[Extracted data entries]
___
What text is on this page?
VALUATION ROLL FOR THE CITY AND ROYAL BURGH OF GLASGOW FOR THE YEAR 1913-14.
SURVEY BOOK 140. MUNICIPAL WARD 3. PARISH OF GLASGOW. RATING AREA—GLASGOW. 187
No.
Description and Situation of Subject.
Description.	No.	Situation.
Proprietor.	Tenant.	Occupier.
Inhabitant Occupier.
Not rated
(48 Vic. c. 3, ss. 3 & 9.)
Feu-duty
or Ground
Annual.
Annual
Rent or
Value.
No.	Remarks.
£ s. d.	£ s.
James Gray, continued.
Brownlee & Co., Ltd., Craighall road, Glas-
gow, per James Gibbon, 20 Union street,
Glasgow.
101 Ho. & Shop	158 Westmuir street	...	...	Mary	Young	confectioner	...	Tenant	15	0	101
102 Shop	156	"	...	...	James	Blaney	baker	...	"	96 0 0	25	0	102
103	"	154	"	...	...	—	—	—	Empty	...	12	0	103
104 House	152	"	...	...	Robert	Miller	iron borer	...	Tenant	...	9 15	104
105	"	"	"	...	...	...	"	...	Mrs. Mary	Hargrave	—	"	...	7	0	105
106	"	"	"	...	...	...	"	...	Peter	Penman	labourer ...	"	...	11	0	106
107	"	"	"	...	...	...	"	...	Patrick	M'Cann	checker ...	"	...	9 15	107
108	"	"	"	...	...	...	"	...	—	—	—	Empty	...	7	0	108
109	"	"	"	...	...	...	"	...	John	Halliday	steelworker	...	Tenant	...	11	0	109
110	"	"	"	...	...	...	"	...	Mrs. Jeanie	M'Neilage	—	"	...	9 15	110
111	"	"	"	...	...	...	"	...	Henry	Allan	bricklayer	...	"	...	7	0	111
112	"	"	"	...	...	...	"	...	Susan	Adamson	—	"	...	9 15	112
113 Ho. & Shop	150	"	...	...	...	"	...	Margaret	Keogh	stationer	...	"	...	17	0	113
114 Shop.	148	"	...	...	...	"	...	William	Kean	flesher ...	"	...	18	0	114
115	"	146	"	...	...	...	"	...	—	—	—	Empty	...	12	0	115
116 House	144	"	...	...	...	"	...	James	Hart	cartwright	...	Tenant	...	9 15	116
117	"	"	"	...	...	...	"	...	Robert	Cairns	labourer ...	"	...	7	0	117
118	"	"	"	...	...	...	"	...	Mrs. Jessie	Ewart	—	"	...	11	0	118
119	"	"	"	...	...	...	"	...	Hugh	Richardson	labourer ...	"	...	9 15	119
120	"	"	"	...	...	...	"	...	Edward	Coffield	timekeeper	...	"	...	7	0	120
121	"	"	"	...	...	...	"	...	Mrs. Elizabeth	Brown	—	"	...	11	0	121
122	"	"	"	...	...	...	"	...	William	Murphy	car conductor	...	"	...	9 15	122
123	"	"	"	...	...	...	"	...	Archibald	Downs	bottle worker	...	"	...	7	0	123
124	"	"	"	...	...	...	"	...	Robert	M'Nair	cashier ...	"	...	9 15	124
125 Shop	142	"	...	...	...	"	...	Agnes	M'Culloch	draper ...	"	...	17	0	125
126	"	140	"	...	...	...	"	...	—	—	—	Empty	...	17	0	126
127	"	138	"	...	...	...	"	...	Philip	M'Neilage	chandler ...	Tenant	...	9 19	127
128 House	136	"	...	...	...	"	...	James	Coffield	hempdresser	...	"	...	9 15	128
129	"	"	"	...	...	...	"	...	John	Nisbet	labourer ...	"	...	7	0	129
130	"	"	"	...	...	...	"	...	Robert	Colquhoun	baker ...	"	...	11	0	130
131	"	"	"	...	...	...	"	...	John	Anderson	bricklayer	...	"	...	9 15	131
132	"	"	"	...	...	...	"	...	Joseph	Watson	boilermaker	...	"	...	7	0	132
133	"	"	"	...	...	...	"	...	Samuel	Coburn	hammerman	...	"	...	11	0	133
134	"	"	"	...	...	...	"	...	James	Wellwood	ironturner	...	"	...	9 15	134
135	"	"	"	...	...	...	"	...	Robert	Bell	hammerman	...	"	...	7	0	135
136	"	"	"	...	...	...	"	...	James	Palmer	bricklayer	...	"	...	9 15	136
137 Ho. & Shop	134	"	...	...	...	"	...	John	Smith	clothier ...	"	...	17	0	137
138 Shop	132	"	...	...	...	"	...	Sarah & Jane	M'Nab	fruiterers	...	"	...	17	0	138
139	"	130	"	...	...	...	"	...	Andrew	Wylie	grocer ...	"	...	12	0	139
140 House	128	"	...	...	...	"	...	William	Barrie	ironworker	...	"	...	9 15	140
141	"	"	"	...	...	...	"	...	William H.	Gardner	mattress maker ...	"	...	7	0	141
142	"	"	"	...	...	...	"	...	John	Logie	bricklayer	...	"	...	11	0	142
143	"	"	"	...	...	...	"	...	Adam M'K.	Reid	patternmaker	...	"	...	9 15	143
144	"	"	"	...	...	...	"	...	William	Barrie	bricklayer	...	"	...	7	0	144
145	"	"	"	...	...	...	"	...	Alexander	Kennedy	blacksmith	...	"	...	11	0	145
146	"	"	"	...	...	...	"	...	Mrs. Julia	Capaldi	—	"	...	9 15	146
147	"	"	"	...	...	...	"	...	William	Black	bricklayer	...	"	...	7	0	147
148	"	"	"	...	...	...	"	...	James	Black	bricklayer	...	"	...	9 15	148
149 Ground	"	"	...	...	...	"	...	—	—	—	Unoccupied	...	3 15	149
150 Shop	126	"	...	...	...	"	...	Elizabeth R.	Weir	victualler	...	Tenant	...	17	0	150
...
___
All of the entries above need to be reproduced exactly.

> SOLUTION TO THE EXERCISE:
What text is on this page?
VALUATION ROLL FOR THE CITY AND ROYAL BURGH OF GLASGOW FOR THE YEAR 1913-14.
SURVEY BOOK 140. MUNICIPAL WARD 3. PARISH OF GLASGOW. RATING AREA—GLASGOW. 187
No.
Description and Situation of Subject.
Description.	No.	Situation.
Proprietor.	Tenant.	Occupier.
Inhabitant Occupier.
Not rated
(48 Vic. c. 3, ss. 3 & 9.)
Feu-duty
or Ground
Annual.
Annual
Rent or
Value.
No.	Remarks.
£ s. d.	£ s.
James Gray, continued.
Brownlee & Co., Ltd., Craighall road, Glas-
gow, per James Gibbon, 20 Union street,
Glasgow.
101 Ho. & Shop	158 Westmuir street	...	...	Mary	Young	confectioner	...	Tenant	15	0	101
102 Shop	156	"	...	...	James	Blaney	baker	...	"	96 0 0	25	0	102
103	"	154	"	...	...	—	—	—	Empty	...	12	0	103
104 House	152	"	...	...	Robert	Miller	iron borer	...	Tenant	...	9 15	104
105	"	"	"	...	...	...	"	...	Mrs. Mary	Hargrave	—	"	...	7	0	105
106	"	"	"	...	...	...	"	...	Peter	Penman	labourer ...	"	...	11	0	106
107	"	"	"	...	...	...	"	...	Patrick	M'Cann	checker ...	"	...	9 15	107
108	"	"	"	...	...	...	"	...	—	—	—	Empty	...	7	0	108
109	"	"	"	...	...	...	"	...	John	Halliday	steelworker	...	Tenant	...	11	0	109
110	"	"	"	...	...	...	"	...	Mrs. Jeanie	M'Neilage	—	"	...	9 15	110
111	"	"	"	...	...	...	"	...	Henry	Allan	bricklayer	...	"	...	7	0	111
112	"	"	"	...	...	...	"	...	Susan	Adamson	—	"	...	9 15	112
113 Ho. & Shop	150	"	...	...	...	"	...	Margaret	Keogh	stationer	...	"	...	17	0	113
114 Shop.	148	"	...	...	...	"	...	William	Kean	flesher ...	"	...	18	0	114
115	"	146	"	...	...	...	"	...	—	—	—	Empty	...	12	0	115
116 House	144	"	...	...	...	"	...	James	Hart	cartwright	...	Tenant	...	9 15	116
117	"	"	"	...	...	...	"	...	Robert	Cairns	labourer ...	"	...	7	0	117
118	"	"	"	...	...	...	"	...	Mrs. Jessie	Ewart	—	"	...	11	0	118
119	"	"	"	...	...	...	"	...	Hugh	Richardson	labourer ...	"	...	9 15	119
120	"	"	"	...	...	...	"	...	Edward	Coffield	timekeeper	...	"	...	7	0	120
121	"	"	"	...	...	...	"	...	Mrs. Elizabeth	Brown	—	"	...	11	0	121
122	"	"	"	...	...	...	"	...	William	Murphy	car conductor	...	"	...	9 15	122
123	"	"	"	...	...	...	"	...	Archibald	Downs	bottle worker	...	"	...	7	0	123
124	"	"	"	...	...	...	"	...	Robert	M'Nair	cashier ...	"	...	9 15	124
125 Shop	142	"	...	...	...	"	...	Agnes	M'Culloch	draper ...	"	...	17	0	125
126	"	140	"	...	...	...	"	...	—	—	—	Empty	...	17	0	126
127	"	138	"	...	...	...	"	...	Philip	M'Neilage	chandler ...	Tenant	...	9 19	127
128 House	136	"	...	...	...	"	...	James	Coffield	hempdresser	...	"	...	9 15	128
129	"	"	"	...	...	...	"	...	John	Nisbet	labourer ...	"	...	7	0	129
130	"	"	"	...	...	...	"	...	Robert	Colquhoun	baker ...	"	...	11	0	130
131	"	"	"	...	...	...	"	...	John	Anderson	bricklayer	...	"	...	9 15	131
132	"	"	"	...	...	...	"	...	Joseph	Watson	boilermaker	...	"	...	7	0	132
133	"	"	"	...	...	...	"	...	Samuel	Coburn	hammerman	...	"	...	11	0	133
134	"	"	"	...	...	...	"	...	James	Wellwood	ironturner	...	"	...	9 15	134
135	"	"	"	...	...	...	"	...	Robert	Bell	hammerman	...	"	...	7	0	135
136	"	"	"	...	...	...	"	...	James	Palmer	bricklayer	...	"	...	9 15	136
137 Ho. & Shop	134	"	...	...	...	"	...	John	Smith	clothier ...	"	...	17	0	137
138 Shop	132	"	...	...	...	"	...	Sarah & Jane	M'Nab	fruiterers	...	"	...	17	0	138
139	"	130	"	...	...	...	"	...	Andrew	Wylie	grocer ...	"	...	12	0	139
140 House	128	"	...	...	...	"	...	William	Barrie	ironworker	...	"	...	9 15	140
141	"	"	"	...	...	...	"	...	William H.	Gardner	mattress maker ...	"	...	7	0	141
142	"	"	"	...	...	...	"	...	John	Logie	bricklayer	...	"	...	11	0	142
143	"	"	"	...	...	...	"	...	Adam M'K.	Reid	patternmaker	...	"	...	9 15	143
144	"	"	"	...	...	...	"	...	William	Barrie	bricklayer	...	"	...	7	0	144
145	"	"	"	...	...	...	"	...	Alexander	Kennedy	blacksmith	...	"	...	11	0	145
146	"	"	"	...	...	...	"	...	Mrs. Julia	Capaldi	—	"	...	9 15	146
147	"	"	"	...	...	...	"	...	William	Black	bricklayer	...	"	...	7	0	147
148	"	"	"	...	...	...	"	...	James	Black	bricklayer	...	"	...	9 15	148
149 Ground	"	"	...	...	...	"	...	—	—	—	Unoccupied	...	3 15	149
150 Shop	126	"	...	...	...	"	...	Elizabeth R.	Weir	victualler	...	Tenant	...	17	0	150
...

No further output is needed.